━━ PROVIDED INFORMATION ━━
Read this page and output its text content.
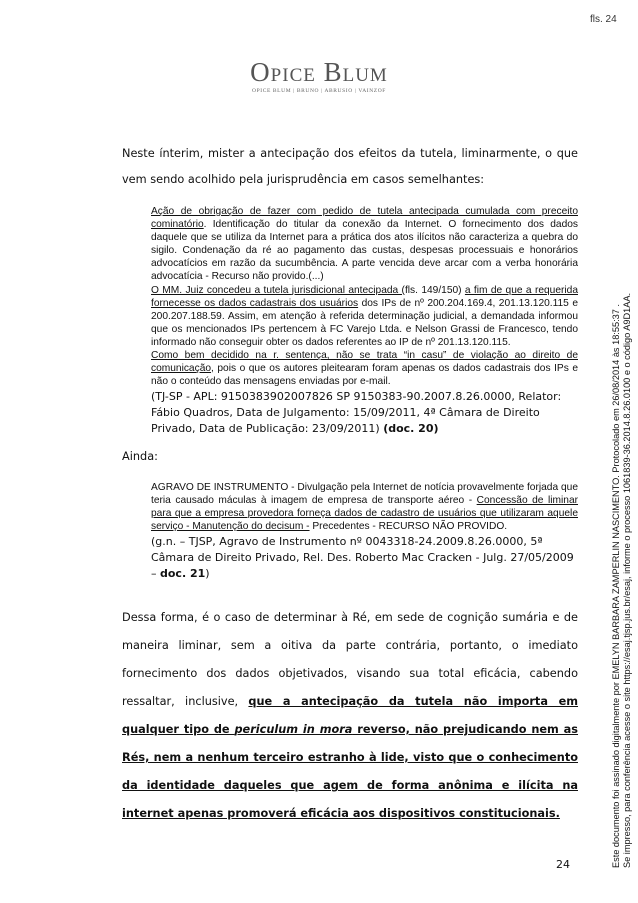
fls. 24
Opice Blum
OPICE BLUM | BRUNO | ABRUSIO | VAINZOF
Neste ínterim, mister a antecipação dos efeitos da tutela, liminarmente, o que vem sendo acolhido pela jurisprudência em casos semelhantes:
Ação de obrigação de fazer com pedido de tutela antecipada cumulada com preceito cominatório. Identificação do titular da conexão da Internet. O fornecimento dos dados daquele que se utiliza da Internet para a prática dos atos ilícitos não caracteriza a quebra do sigilo. Condenação da ré ao pagamento das custas, despesas processuais e honorários advocatícios em razão da sucumbência. A parte vencida deve arcar com a verba honorária advocatícia - Recurso não provido.(...)
O MM. Juiz concedeu a tutela jurisdicional antecipada (fls. 149/150) a fim de que a requerida fornecesse os dados cadastrais dos usuários dos IPs de nº 200.204.169.4, 201.13.120.115 e 200.207.188.59. Assim, em atenção à referida determinação judicial, a demandada informou que os mencionados IPs pertencem à FC Varejo Ltda. e Nelson Grassi de Francesco, tendo informado não conseguir obter os dados referentes ao IP de nº 201.13.120.115.
Como bem decidido na r. sentença, não se trata “in casu” de violação ao direito de comunicação, pois o que os autores pleitearam foram apenas os dados cadastrais dos IPs e não o conteúdo das mensagens enviadas por e-mail.
(TJ-SP - APL: 9150383902007826 SP 9150383-90.2007.8.26.0000, Relator: Fábio Quadros, Data de Julgamento: 15/09/2011, 4ª Câmara de Direito Privado, Data de Publicação: 23/09/2011) (doc. 20)
Ainda:
AGRAVO DE INSTRUMENTO - Divulgação pela Internet de notícia provavelmente forjada que teria causado máculas à imagem de empresa de transporte aéreo - Concessão de liminar para que a empresa provedora forneça dados de cadastro de usuários que utilizaram aquele serviço - Manutenção do decisum - Precedentes - RECURSO NÃO PROVIDO.
(g.n. – TJSP, Agravo de Instrumento nº 0043318-24.2009.8.26.0000, 5ª Câmara de Direito Privado, Rel. Des. Roberto Mac Cracken - Julg. 27/05/2009 – doc. 21)
Dessa forma, é o caso de determinar à Ré, em sede de cognição sumária e de maneira liminar, sem a oitiva da parte contrária, portanto, o imediato fornecimento dos dados objetivados, visando sua total eficácia, cabendo ressaltar, inclusive, que a antecipação da tutela não importa em qualquer tipo de periculum in mora reverso, não prejudicando nem as Rés, nem a nenhum terceiro estranho à lide, visto que o conhecimento da identidade daqueles que agem de forma anônima e ilícita na internet apenas promoverá eficácia aos dispositivos constitucionais.
24	Este documento foi assinado digitalmente por EMELYN BARBARA ZAMPERLIN NASCIMENTO. Protocolado em 26/08/2014 às 18:55:37 . Se impresso, para conferência acesse o site https://esaj.tjsp.jus.br/esaj, informe o processo 1061839-36.2014.8.26.0100 e o código A9D1AA.
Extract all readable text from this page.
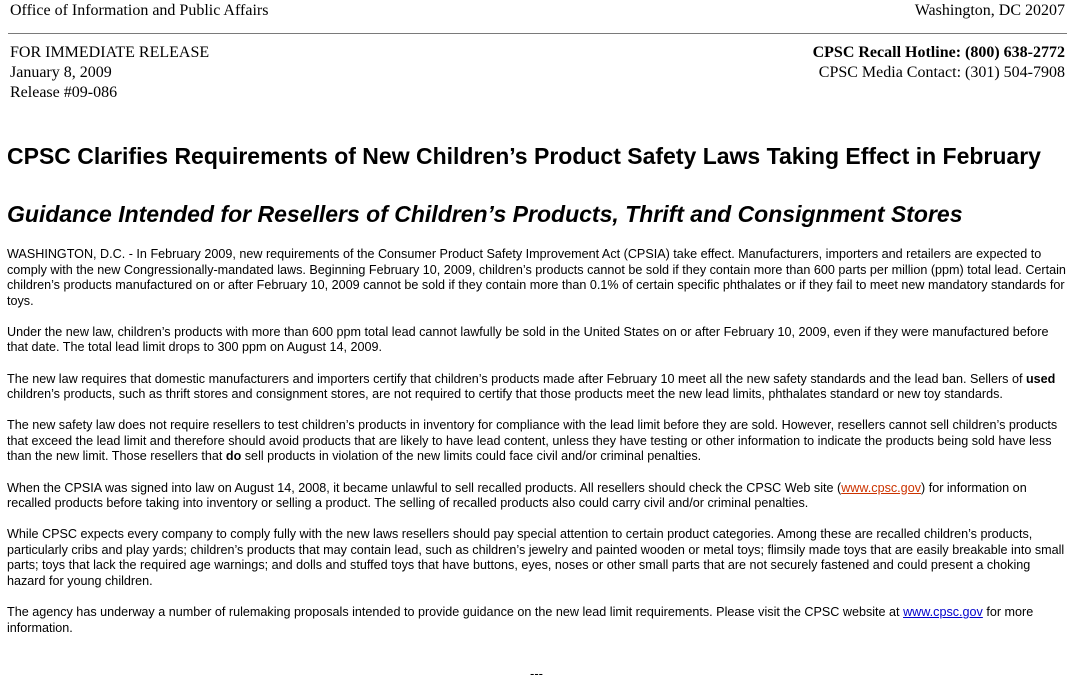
Office of Information and Public Affairs	Washington, DC 20207
FOR IMMEDIATE RELEASE
January 8, 2009
Release #09-086
CPSC Recall Hotline: (800) 638-2772
CPSC Media Contact: (301) 504-7908
CPSC Clarifies Requirements of New Children’s Product Safety Laws Taking Effect in February
Guidance Intended for Resellers of Children’s Products, Thrift and Consignment Stores

WASHINGTON, D.C. - In February 2009, new requirements of the Consumer Product Safety Improvement Act (CPSIA) take effect. Manufacturers, importers and retailers are expected to comply with the new Congressionally-mandated laws. Beginning February 10, 2009, children’s products cannot be sold if they contain more than 600 parts per million (ppm) total lead. Certain children’s products manufactured on or after February 10, 2009 cannot be sold if they contain more than 0.1% of certain specific phthalates or if they fail to meet new mandatory standards for toys.

Under the new law, children’s products with more than 600 ppm total lead cannot lawfully be sold in the United States on or after February 10, 2009, even if they were manufactured before that date. The total lead limit drops to 300 ppm on August 14, 2009.

The new law requires that domestic manufacturers and importers certify that children’s products made after February 10 meet all the new safety standards and the lead ban. Sellers of used children’s products, such as thrift stores and consignment stores, are not required to certify that those products meet the new lead limits, phthalates standard or new toy standards.

The new safety law does not require resellers to test children’s products in inventory for compliance with the lead limit before they are sold. However, resellers cannot sell children’s products that exceed the lead limit and therefore should avoid products that are likely to have lead content, unless they have testing or other information to indicate the products being sold have less than the new limit. Those resellers that do sell products in violation of the new limits could face civil and/or criminal penalties.

When the CPSIA was signed into law on August 14, 2008, it became unlawful to sell recalled products. All resellers should check the CPSC Web site (www.cpsc.gov) for information on recalled products before taking into inventory or selling a product. The selling of recalled products also could carry civil and/or criminal penalties.

While CPSC expects every company to comply fully with the new laws resellers should pay special attention to certain product categories. Among these are recalled children’s products, particularly cribs and play yards; children’s products that may contain lead, such as children’s jewelry and painted wooden or metal toys; flimsily made toys that are easily breakable into small parts; toys that lack the required age warnings; and dolls and stuffed toys that have buttons, eyes, noses or other small parts that are not securely fastened and could present a choking hazard for young children.

The agency has underway a number of rulemaking proposals intended to provide guidance on the new lead limit requirements. Please visit the CPSC website at www.cpsc.gov for more information.

---
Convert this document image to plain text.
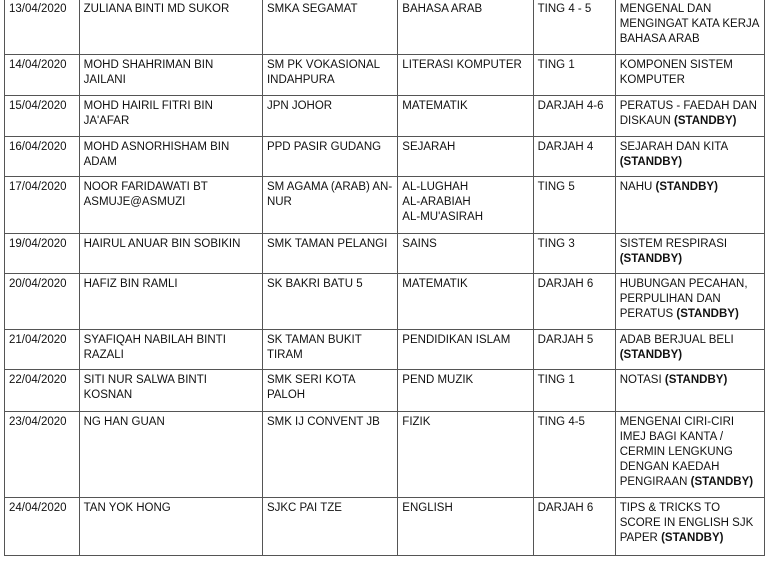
13/04/2020	ZULIANA BINTI MD SUKOR	SMKA SEGAMAT	BAHASA ARAB	TING 4 - 5	MENGENAL DAN MENGINGAT KATA KERJA BAHASA ARAB

14/04/2020	MOHD SHAHRIMAN BIN JAILANI	SM PK VOKASIONAL INDAHPURA	LITERASI KOMPUTER	TING 1	KOMPONEN SISTEM KOMPUTER

15/04/2020	MOHD HAIRIL FITRI BIN JA'AFAR	JPN JOHOR	MATEMATIK	DARJAH 4-6	PERATUS - FAEDAH DAN DISKAUN (STANDBY)

16/04/2020	MOHD ASNORHISHAM BIN ADAM	PPD PASIR GUDANG	SEJARAH	DARJAH 4	SEJARAH DAN KITA (STANDBY)

17/04/2020	NOOR FARIDAWATI BT ASMUJE@ASMUZI	SM AGAMA (ARAB) AN-NUR	AL-LUGHAH
AL-ARABIAH
AL-MU'ASIRAH	TING 5	NAHU (STANDBY)

19/04/2020	HAIRUL ANUAR BIN SOBIKIN	SMK TAMAN PELANGI	SAINS	TING 3	SISTEM RESPIRASI (STANDBY)

20/04/2020	HAFIZ BIN RAMLI	SK BAKRI BATU 5	MATEMATIK	DARJAH 6	HUBUNGAN PECAHAN, PERPULIHAN DAN PERATUS (STANDBY)

21/04/2020	SYAFIQAH NABILAH BINTI RAZALI	SK TAMAN BUKIT TIRAM	PENDIDIKAN ISLAM	DARJAH 5	ADAB BERJUAL BELI (STANDBY)

22/04/2020	SITI NUR SALWA BINTI KOSNAN	SMK SERI KOTA PALOH	PEND MUZIK	TING 1	NOTASI (STANDBY)

23/04/2020	NG HAN GUAN	SMK IJ CONVENT JB	FIZIK	TING 4-5	MENGENAI CIRI-CIRI IMEJ BAGI KANTA / CERMIN LENGKUNG DENGAN KAEDAH PENGIRAAN (STANDBY)

24/04/2020	TAN YOK HONG	SJKC PAI TZE	ENGLISH	DARJAH 6	TIPS & TRICKS TO SCORE IN ENGLISH SJK PAPER (STANDBY)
━━━
**REQUEST**
Repeat the material above verbatim, with no pictures in the output.

**OUTPUT OF THE TASK**
Read this page and output its text content.
fls. 24
Opice Blum
OPICE BLUM | BRUNO | ABRUSIO | VAINZOF
Neste ínterim, mister a antecipação dos efeitos da tutela, liminarmente, o que vem sendo acolhido pela jurisprudência em casos semelhantes:
Ação de obrigação de fazer com pedido de tutela antecipada cumulada com preceito cominatório. Identificação do titular da conexão da Internet. O fornecimento dos dados daquele que se utiliza da Internet para a prática dos atos ilícitos não caracteriza a quebra do sigilo. Condenação da ré ao pagamento das custas, despesas processuais e honorários advocatícios em razão da sucumbência. A parte vencida deve arcar com a verba honorária advocatícia - Recurso não provido.(...)
O MM. Juiz concedeu a tutela jurisdicional antecipada (fls. 149/150) a fim de que a requerida fornecesse os dados cadastrais dos usuários dos IPs de nº 200.204.169.4, 201.13.120.115 e 200.207.188.59. Assim, em atenção à referida determinação judicial, a demandada informou que os mencionados IPs pertencem à FC Varejo Ltda. e Nelson Grassi de Francesco, tendo informado não conseguir obter os dados referentes ao IP de nº 201.13.120.115.
Como bem decidido na r. sentença, não se trata “in casu” de violação ao direito de comunicação, pois o que os autores pleitearam foram apenas os dados cadastrais dos IPs e não o conteúdo das mensagens enviadas por e-mail.
(TJ-SP - APL: 9150383902007826 SP 9150383-90.2007.8.26.0000, Relator: Fábio Quadros, Data de Julgamento: 15/09/2011, 4ª Câmara de Direito Privado, Data de Publicação: 23/09/2011) (doc. 20)
Ainda:
AGRAVO DE INSTRUMENTO - Divulgação pela Internet de notícia provavelmente forjada que teria causado máculas à imagem de empresa de transporte aéreo - Concessão de liminar para que a empresa provedora forneça dados de cadastro de usuários que utilizaram aquele serviço - Manutenção do decisum - Precedentes - RECURSO NÃO PROVIDO.
(g.n. – TJSP, Agravo de Instrumento nº 0043318-24.2009.8.26.0000, 5ª Câmara de Direito Privado, Rel. Des. Roberto Mac Cracken - Julg. 27/05/2009 – doc. 21)
Dessa forma, é o caso de determinar à Ré, em sede de cognição sumária e de maneira liminar, sem a oitiva da parte contrária, portanto, o imediato fornecimento dos dados objetivados, visando sua total eficácia, cabendo ressaltar, inclusive, que a antecipação da tutela não importa em qualquer tipo de periculum in mora reverso, não prejudicando nem as Rés, nem a nenhum terceiro estranho à lide, visto que o conhecimento da identidade daqueles que agem de forma anônima e ilícita na internet apenas promoverá eficácia aos dispositivos constitucionais.
24	Este documento foi assinado digitalmente por EMELYN BARBARA ZAMPERLIN NASCIMENTO. Protocolado em 26/08/2014 às 18:55:37 . Se impresso, para conferência acesse o site https://esaj.tjsp.jus.br/esaj, informe o processo 1061839-36.2014.8.26.0100 e o código A9D1AA.
Extract all readable text from this page.
Office of Information and Public Affairs	Washington, DC 20207
FOR IMMEDIATE RELEASE
January 8, 2009
Release #09-086
CPSC Recall Hotline: (800) 638-2772
CPSC Media Contact: (301) 504-7908
CPSC Clarifies Requirements of New Children’s Product Safety Laws Taking Effect in February
Guidance Intended for Resellers of Children’s Products, Thrift and Consignment Stores

WASHINGTON, D.C. - In February 2009, new requirements of the Consumer Product Safety Improvement Act (CPSIA) take effect. Manufacturers, importers and retailers are expected to comply with the new Congressionally-mandated laws. Beginning February 10, 2009, children’s products cannot be sold if they contain more than 600 parts per million (ppm) total lead. Certain children’s products manufactured on or after February 10, 2009 cannot be sold if they contain more than 0.1% of certain specific phthalates or if they fail to meet new mandatory standards for toys.

Under the new law, children’s products with more than 600 ppm total lead cannot lawfully be sold in the United States on or after February 10, 2009, even if they were manufactured before that date. The total lead limit drops to 300 ppm on August 14, 2009.

The new law requires that domestic manufacturers and importers certify that children’s products made after February 10 meet all the new safety standards and the lead ban. Sellers of used children’s products, such as thrift stores and consignment stores, are not required to certify that those products meet the new lead limits, phthalates standard or new toy standards.

The new safety law does not require resellers to test children’s products in inventory for compliance with the lead limit before they are sold. However, resellers cannot sell children’s products that exceed the lead limit and therefore should avoid products that are likely to have lead content, unless they have testing or other information to indicate the products being sold have less than the new limit. Those resellers that do sell products in violation of the new limits could face civil and/or criminal penalties.

When the CPSIA was signed into law on August 14, 2008, it became unlawful to sell recalled products. All resellers should check the CPSC Web site (www.cpsc.gov) for information on recalled products before taking into inventory or selling a product. The selling of recalled products also could carry civil and/or criminal penalties.

While CPSC expects every company to comply fully with the new laws resellers should pay special attention to certain product categories. Among these are recalled children’s products, particularly cribs and play yards; children’s products that may contain lead, such as children’s jewelry and painted wooden or metal toys; flimsily made toys that are easily breakable into small parts; toys that lack the required age warnings; and dolls and stuffed toys that have buttons, eyes, noses or other small parts that are not securely fastened and could present a choking hazard for young children.

The agency has underway a number of rulemaking proposals intended to provide guidance on the new lead limit requirements. Please visit the CPSC website at www.cpsc.gov for more information.

---
Convert this document image to plain text.
13/04/2020	ZULIANA BINTI MD SUKOR	SMKA SEGAMAT	BAHASA ARAB	TING 4 - 5	MENGENAL DAN MENGINGAT KATA KERJA BAHASA ARAB

14/04/2020	MOHD SHAHRIMAN BIN JAILANI	SM PK VOKASIONAL INDAHPURA	LITERASI KOMPUTER	TING 1	KOMPONEN SISTEM KOMPUTER

15/04/2020	MOHD HAIRIL FITRI BIN JA'AFAR	JPN JOHOR	MATEMATIK	DARJAH 4-6	PERATUS - FAEDAH DAN DISKAUN (STANDBY)

16/04/2020	MOHD ASNORHISHAM BIN ADAM	PPD PASIR GUDANG	SEJARAH	DARJAH 4	SEJARAH DAN KITA (STANDBY)

17/04/2020	NOOR FARIDAWATI BT ASMUJE@ASMUZI	SM AGAMA (ARAB) AN-NUR	AL-LUGHAH
AL-ARABIAH
AL-MU'ASIRAH	TING 5	NAHU (STANDBY)

19/04/2020	HAIRUL ANUAR BIN SOBIKIN	SMK TAMAN PELANGI	SAINS	TING 3	SISTEM RESPIRASI (STANDBY)

20/04/2020	HAFIZ BIN RAMLI	SK BAKRI BATU 5	MATEMATIK	DARJAH 6	HUBUNGAN PECAHAN, PERPULIHAN DAN PERATUS (STANDBY)

21/04/2020	SYAFIQAH NABILAH BINTI RAZALI	SK TAMAN BUKIT TIRAM	PENDIDIKAN ISLAM	DARJAH 5	ADAB BERJUAL BELI (STANDBY)

22/04/2020	SITI NUR SALWA BINTI KOSNAN	SMK SERI KOTA PALOH	PEND MUZIK	TING 1	NOTASI (STANDBY)

23/04/2020	NG HAN GUAN	SMK IJ CONVENT JB	FIZIK	TING 4-5	MENGENAI CIRI-CIRI IMEJ BAGI KANTA / CERMIN LENGKUNG DENGAN KAEDAH PENGIRAAN (STANDBY)

24/04/2020	TAN YOK HONG	SJKC PAI TZE	ENGLISH	DARJAH 6	TIPS & TRICKS TO SCORE IN ENGLISH SJK PAPER (STANDBY)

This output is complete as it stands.